---- Dataset extract

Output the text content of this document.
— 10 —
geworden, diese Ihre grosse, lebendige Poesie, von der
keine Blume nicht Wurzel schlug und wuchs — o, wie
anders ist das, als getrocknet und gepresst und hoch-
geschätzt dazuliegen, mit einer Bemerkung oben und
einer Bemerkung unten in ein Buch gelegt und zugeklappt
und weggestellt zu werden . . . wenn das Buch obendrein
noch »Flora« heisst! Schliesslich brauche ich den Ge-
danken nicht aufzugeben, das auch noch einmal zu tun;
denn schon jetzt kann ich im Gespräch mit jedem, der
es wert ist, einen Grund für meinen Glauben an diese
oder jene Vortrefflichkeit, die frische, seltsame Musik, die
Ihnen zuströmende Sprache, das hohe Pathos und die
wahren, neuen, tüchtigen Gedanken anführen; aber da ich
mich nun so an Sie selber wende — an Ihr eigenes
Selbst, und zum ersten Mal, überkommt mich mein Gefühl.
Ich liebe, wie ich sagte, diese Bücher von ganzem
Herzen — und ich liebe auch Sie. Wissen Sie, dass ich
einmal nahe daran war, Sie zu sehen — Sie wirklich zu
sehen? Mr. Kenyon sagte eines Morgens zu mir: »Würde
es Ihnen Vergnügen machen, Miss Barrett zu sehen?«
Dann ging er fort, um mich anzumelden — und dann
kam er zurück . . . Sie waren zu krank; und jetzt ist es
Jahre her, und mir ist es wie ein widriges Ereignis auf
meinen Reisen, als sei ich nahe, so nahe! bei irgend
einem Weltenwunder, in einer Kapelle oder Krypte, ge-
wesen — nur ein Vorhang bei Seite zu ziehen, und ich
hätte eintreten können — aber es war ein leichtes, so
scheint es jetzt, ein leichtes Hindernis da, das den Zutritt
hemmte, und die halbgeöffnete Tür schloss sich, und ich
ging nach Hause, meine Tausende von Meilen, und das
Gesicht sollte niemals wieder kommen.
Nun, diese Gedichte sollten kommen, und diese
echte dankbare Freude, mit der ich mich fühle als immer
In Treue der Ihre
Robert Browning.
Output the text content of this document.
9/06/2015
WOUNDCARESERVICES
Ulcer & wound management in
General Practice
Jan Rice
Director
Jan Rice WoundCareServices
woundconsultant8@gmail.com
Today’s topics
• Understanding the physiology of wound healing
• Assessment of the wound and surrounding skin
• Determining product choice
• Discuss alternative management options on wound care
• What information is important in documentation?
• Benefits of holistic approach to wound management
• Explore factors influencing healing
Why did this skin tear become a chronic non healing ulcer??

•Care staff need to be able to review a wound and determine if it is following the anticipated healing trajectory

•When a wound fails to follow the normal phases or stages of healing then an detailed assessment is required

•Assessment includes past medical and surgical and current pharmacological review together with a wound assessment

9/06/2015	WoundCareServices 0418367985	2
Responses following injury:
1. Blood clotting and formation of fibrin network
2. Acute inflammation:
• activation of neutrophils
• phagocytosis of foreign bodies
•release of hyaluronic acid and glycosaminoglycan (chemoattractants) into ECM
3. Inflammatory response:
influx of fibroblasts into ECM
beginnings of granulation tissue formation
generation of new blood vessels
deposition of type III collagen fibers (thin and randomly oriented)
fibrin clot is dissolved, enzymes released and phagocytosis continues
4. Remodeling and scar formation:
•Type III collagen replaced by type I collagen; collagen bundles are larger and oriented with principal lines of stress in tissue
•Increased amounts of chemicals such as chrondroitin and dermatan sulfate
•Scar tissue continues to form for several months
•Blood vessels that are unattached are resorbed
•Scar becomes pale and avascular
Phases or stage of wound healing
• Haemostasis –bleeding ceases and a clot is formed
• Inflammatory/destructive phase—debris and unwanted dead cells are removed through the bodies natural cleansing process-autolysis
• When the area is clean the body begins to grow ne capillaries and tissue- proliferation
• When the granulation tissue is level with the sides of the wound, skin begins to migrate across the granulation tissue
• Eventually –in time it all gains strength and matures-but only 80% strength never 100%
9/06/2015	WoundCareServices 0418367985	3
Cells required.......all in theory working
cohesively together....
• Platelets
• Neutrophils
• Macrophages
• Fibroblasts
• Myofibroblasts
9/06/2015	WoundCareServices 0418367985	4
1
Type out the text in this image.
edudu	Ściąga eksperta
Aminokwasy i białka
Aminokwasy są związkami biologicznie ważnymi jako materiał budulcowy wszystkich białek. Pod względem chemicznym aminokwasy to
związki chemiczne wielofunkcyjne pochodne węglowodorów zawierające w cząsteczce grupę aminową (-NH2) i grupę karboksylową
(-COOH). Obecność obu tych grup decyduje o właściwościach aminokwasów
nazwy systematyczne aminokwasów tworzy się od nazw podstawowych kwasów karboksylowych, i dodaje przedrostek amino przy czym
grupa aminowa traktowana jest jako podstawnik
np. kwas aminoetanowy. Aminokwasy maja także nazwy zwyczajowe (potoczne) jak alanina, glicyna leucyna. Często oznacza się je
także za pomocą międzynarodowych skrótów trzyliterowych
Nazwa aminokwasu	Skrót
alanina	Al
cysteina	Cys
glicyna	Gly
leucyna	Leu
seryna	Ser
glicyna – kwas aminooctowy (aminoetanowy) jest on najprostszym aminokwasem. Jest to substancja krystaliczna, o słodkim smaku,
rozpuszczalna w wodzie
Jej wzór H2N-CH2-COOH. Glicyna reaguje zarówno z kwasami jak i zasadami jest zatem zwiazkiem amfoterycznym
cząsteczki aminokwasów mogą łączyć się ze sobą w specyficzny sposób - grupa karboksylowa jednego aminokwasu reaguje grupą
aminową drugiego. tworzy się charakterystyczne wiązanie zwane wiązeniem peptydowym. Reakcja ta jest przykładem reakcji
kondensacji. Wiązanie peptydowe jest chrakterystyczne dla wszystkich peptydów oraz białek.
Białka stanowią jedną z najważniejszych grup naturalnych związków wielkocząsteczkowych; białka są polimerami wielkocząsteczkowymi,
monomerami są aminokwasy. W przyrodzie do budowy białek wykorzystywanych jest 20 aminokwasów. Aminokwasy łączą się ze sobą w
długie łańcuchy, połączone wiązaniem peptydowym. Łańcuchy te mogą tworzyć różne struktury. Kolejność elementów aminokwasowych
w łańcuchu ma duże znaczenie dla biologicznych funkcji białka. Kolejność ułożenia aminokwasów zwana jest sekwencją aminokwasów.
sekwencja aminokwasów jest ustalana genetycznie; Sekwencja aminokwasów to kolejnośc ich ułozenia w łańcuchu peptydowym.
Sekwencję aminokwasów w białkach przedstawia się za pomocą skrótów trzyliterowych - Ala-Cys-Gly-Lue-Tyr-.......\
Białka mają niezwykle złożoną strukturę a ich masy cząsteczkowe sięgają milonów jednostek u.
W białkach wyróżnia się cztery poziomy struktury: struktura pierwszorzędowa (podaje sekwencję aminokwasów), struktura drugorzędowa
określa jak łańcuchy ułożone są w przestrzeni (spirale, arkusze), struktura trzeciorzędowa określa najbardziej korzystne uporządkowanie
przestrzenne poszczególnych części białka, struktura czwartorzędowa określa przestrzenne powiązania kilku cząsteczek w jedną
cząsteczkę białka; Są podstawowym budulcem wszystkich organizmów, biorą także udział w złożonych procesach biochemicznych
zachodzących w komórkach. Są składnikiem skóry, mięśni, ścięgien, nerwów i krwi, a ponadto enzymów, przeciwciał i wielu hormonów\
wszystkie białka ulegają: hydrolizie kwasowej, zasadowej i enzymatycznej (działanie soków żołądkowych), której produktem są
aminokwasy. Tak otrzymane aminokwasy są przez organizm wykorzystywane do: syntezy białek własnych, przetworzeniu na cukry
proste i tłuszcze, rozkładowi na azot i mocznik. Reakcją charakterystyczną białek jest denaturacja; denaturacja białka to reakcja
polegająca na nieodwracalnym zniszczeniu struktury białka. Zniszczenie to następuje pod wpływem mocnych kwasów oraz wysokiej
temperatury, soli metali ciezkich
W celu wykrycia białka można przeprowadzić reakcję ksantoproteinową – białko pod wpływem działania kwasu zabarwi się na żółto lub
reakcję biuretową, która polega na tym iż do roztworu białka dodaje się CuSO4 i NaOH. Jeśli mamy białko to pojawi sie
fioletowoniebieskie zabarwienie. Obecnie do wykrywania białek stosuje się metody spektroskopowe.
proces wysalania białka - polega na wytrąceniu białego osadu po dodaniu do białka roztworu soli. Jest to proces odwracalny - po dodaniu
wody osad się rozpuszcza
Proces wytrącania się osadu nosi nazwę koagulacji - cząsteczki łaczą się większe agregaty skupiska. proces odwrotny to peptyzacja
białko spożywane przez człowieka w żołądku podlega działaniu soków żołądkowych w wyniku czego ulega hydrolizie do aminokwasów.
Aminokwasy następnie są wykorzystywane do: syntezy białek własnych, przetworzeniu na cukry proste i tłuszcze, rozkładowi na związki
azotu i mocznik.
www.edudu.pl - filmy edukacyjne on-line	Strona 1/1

--------

Work task:
Find each line in the data above with the word "cukry", then copy it.

Output:
aminokwasy. Tak otrzymane aminokwasy są przez organizm wykorzystywane do: syntezy białek własnych, przetworzeniu na cukry
Aminokwasy następnie są wykorzystywane do: syntezy białek własnych, przetworzeniu na cukry proste i tłuszcze, rozkładowi na związki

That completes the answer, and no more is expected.